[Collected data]
** START **
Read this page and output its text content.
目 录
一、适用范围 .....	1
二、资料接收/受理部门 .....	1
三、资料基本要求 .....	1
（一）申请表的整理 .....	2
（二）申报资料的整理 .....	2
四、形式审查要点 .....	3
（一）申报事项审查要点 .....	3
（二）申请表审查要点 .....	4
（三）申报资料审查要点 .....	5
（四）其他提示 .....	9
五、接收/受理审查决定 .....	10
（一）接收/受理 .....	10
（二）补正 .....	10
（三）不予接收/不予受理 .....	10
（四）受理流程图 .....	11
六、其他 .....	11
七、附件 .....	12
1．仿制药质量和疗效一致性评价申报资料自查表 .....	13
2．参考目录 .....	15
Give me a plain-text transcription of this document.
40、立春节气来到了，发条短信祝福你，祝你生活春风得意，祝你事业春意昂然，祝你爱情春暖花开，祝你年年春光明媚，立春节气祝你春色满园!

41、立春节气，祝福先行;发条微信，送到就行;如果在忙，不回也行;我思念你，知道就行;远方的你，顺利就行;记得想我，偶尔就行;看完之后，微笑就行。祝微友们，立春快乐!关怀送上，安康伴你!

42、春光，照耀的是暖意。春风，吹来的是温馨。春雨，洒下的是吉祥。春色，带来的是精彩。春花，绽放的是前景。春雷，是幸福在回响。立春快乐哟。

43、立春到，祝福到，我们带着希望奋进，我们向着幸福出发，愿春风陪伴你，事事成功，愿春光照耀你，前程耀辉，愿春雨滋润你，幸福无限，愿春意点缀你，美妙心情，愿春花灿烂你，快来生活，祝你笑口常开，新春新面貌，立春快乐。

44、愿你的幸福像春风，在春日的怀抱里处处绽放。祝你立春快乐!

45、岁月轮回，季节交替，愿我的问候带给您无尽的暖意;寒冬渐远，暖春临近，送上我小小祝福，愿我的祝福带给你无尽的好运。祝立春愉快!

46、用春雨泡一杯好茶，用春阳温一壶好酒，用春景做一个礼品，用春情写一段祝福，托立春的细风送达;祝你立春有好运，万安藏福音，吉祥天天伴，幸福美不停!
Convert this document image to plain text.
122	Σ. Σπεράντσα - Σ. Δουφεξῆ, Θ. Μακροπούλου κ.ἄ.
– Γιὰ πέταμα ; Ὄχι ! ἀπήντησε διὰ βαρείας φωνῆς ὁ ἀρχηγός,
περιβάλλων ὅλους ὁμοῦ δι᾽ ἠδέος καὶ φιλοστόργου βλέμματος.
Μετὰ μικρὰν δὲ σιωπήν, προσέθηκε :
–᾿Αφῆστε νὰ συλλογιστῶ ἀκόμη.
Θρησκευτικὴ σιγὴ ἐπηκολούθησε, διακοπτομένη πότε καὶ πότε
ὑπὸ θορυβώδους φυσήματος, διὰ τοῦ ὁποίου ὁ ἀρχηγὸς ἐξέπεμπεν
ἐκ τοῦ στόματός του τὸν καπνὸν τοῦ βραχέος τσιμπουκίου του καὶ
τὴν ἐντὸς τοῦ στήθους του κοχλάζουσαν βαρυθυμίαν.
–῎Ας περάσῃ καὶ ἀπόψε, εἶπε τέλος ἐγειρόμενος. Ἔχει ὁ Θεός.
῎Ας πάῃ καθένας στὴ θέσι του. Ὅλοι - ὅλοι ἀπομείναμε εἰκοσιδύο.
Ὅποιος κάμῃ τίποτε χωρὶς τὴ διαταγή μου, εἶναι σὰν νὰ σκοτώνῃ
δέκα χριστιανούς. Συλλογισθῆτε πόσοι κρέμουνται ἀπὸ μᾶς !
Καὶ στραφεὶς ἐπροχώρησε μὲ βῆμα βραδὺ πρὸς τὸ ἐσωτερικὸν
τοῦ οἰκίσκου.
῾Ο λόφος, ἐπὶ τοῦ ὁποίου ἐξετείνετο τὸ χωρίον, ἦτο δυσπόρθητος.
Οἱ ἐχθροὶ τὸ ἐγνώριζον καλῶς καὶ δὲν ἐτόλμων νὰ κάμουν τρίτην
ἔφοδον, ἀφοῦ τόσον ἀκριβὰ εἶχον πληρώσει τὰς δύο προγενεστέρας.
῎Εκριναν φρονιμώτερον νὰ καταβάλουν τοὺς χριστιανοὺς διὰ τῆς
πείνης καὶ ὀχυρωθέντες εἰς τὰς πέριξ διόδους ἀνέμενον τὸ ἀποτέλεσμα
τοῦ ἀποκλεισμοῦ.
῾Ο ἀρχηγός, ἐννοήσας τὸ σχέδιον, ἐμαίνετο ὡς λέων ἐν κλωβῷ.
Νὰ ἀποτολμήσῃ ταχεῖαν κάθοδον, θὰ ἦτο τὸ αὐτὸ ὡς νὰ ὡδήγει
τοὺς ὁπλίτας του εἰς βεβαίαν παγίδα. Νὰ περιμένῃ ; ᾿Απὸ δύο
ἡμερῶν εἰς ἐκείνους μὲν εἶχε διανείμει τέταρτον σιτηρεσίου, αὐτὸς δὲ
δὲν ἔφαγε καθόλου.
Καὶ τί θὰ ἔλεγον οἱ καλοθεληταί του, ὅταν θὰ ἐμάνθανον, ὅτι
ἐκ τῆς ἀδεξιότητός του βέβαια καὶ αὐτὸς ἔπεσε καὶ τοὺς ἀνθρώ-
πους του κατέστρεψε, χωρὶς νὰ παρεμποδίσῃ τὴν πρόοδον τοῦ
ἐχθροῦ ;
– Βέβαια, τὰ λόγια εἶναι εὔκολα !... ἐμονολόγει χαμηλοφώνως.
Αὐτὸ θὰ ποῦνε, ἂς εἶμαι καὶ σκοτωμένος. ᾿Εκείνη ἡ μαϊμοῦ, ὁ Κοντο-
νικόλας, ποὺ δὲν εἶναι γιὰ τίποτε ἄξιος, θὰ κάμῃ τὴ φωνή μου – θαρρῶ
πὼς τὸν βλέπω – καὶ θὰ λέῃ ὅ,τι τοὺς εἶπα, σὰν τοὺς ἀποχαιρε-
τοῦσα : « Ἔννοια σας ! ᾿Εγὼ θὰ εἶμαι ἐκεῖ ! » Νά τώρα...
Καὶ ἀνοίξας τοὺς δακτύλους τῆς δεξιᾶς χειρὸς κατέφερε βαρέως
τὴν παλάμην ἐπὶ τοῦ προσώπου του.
** END **
## Work to do
From the listing above, copy out each line where the word "this" appears.

## Worked answer
Read this page and output its text content.
Give me a plain-text transcription of this document.
Convert this document image to plain text.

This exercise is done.